_課題:_ インドの高齢者問題を扱った本文を、最初から最後まで一字も変えずに抜き出すこと。

_本文:_
----

いきなり余談だが年末年始にかけて情報収集をしていた日本の後期高齢者の介護の問題について、昨日ようやくレポートが完成した。それをもって2月にはケララ州で開かれる会議で発表をしてくる予定だ。昨日のうちにレポートは会議の事務局宛で送付し終えた。ちょっと一息つける。

13日(火)、ドラフト段階のレポートをうちの70歳の非常勤顧問にネイティブ・チェックということで見てもらった。それがきっかけになって、この顧問、新聞各紙で紹介されているインドの高齢化問題に関する記事をいろいろ紹介してくれるようになった。今日紹介するのはこうしてできたアンテナで引っ掛かった記事である。同じくデリーに住む高齢者としては、他人事とは思えないと彼は言っていた。その記事とは―――。

1月14日付Times of India紙第4面に掲載されていた一連の記事である。最も大きい見出しは「Few saw her in last two yrs(ここ2年の間に彼女を見た人はほとんどいない)」であるが、「Greedy realtors are the greatest threat to elderly(がめつい不動産業者こそが高齢者にとって最も大きな脅威)」というのもある。これだけの紙面を割いての特集のきっかけは、インド人女性として初めて英国ケンブリッジ大学に通い、インド女性として初めて法律学でPh.Dを取り、デリー大学法学部で教鞭をとって学部長まで務めたという時代の先駆者であるラティカ・サルカール(Latika Sarkar)さんが、3年前の夫の死去を境にご近所の人々との接触がめっきり減り、デリー南部Hauz Khas Enclave地区にある時価1億ルピーはするという87歳の彼女の住まいは、本人が姿を見せない中、ビハール州警察高官とサルカール家で一時メイドとして働いていた女性との間で相続権を巡る争いが起きているというものである。ラティカさんの親戚や隣人、昔の同僚や教え子達がが彼女の消息を知ろうとこの家に近づいても、この家を守っているというパトナ(ビハール州)警察副長官の息子は、本人と会わせようとしないのだという。

----

[保存された項目]
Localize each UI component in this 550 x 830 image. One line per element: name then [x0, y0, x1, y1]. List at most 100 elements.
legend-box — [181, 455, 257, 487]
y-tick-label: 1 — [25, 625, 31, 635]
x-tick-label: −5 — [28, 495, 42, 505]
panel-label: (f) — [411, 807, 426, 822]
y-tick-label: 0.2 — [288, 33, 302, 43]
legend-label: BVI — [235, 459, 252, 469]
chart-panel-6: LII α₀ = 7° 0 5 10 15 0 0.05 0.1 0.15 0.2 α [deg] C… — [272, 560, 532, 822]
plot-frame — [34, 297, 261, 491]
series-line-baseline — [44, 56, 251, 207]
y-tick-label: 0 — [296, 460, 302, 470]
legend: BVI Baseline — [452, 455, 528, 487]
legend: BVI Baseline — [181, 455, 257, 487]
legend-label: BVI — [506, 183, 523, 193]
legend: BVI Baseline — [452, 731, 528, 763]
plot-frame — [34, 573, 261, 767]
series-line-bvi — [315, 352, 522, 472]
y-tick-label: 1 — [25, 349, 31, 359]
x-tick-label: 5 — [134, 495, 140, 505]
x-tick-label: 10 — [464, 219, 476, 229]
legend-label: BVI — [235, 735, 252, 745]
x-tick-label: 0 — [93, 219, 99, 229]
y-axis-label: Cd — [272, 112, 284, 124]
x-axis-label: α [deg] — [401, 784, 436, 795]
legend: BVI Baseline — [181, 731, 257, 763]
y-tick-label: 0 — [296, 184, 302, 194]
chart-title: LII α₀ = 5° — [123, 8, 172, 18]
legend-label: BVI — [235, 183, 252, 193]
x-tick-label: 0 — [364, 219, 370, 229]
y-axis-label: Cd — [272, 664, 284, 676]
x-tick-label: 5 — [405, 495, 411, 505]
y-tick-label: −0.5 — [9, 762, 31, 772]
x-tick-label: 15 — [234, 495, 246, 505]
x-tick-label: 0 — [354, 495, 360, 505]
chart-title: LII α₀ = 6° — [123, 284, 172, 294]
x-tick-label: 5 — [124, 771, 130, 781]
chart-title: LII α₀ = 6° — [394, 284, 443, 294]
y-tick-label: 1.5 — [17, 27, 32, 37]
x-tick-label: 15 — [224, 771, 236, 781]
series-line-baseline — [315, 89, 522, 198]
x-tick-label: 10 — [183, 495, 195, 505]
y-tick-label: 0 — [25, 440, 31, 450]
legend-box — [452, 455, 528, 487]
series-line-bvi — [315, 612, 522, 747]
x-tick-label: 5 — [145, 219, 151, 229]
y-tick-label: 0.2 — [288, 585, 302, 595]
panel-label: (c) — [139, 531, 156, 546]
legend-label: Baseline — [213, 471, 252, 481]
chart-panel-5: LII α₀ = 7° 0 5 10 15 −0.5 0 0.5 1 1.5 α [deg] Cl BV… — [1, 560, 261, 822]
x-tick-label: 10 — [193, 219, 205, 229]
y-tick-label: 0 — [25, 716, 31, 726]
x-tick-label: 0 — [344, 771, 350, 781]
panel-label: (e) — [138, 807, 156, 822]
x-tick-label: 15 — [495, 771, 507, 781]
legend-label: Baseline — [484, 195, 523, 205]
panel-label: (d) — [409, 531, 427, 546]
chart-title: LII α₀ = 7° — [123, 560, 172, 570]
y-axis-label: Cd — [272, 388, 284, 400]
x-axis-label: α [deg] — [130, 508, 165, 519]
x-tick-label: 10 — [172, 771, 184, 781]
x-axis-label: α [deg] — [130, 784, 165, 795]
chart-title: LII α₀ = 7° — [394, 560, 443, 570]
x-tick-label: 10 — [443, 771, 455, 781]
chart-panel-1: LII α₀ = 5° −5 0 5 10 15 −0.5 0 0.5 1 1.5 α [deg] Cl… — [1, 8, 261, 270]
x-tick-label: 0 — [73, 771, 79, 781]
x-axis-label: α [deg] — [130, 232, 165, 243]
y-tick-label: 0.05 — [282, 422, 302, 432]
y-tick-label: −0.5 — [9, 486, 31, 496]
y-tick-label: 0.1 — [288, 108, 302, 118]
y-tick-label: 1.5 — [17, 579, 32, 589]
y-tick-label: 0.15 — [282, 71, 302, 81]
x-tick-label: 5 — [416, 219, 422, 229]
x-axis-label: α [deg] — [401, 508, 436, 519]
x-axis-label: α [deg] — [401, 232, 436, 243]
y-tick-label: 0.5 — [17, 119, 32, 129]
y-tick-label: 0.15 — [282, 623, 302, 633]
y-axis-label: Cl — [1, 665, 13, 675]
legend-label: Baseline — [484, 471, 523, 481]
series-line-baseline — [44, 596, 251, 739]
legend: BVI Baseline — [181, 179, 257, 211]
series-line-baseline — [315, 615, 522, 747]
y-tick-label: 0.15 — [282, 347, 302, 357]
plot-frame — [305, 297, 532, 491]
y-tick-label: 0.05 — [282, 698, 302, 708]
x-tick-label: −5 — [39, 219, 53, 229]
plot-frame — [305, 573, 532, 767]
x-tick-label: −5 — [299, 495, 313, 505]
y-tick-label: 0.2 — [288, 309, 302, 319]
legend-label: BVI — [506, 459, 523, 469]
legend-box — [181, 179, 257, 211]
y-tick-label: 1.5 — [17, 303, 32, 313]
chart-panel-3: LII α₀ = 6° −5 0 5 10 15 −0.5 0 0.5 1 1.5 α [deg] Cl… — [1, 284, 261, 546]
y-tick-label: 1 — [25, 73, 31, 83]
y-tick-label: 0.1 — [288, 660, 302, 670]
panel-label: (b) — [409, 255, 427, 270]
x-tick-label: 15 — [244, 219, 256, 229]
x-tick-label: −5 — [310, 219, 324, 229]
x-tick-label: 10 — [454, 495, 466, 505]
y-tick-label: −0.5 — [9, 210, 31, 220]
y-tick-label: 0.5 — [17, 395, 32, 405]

----

_解答例:_
いきなり余談だが年末年始にかけて情報収集をしていた日本の後期高齢者の介護の問題について、昨日ようやくレポートが完成した。それをもって2月にはケララ州で開かれる会議で発表をしてくる予定だ。昨日のうちにレポートは会議の事務局宛で送付し終えた。ちょっと一息つける。

13日(火)、ドラフト段階のレポートをうちの70歳の非常勤顧問にネイティブ・チェックということで見てもらった。それがきっかけになって、この顧問、新聞各紙で紹介されているインドの高齢化問題に関する記事をいろいろ紹介してくれるようになった。今日紹介するのはこうしてできたアンテナで引っ掛かった記事である。同じくデリーに住む高齢者としては、他人事とは思えないと彼は言っていた。その記事とは―――。

1月14日付Times of India紙第4面に掲載されていた一連の記事である。最も大きい見出しは「Few saw her in last two yrs(ここ2年の間に彼女を見た人はほとんどいない)」であるが、「Greedy realtors are the greatest threat to elderly(がめつい不動産業者こそが高齢者にとって最も大きな脅威)」というのもある。これだけの紙面を割いての特集のきっかけは、インド人女性として初めて英国ケンブリッジ大学に通い、インド女性として初めて法律学でPh.Dを取り、デリー大学法学部で教鞭をとって学部長まで務めたという時代の先駆者であるラティカ・サルカール(Latika Sarkar)さんが、3年前の夫の死去を境にご近所の人々との接触がめっきり減り、デリー南部Hauz Khas Enclave地区にある時価1億ルピーはするという87歳の彼女の住まいは、本人が姿を見せない中、ビハール州警察高官とサルカール家で一時メイドとして働いていた女性との間で相続権を巡る争いが起きているというものである。ラティカさんの親戚や隣人、昔の同僚や教え子達がが彼女の消息を知ろうとこの家に近づいても、この家を守っているというパトナ(ビハール州)警察副長官の息子は、本人と会わせようとしないのだという。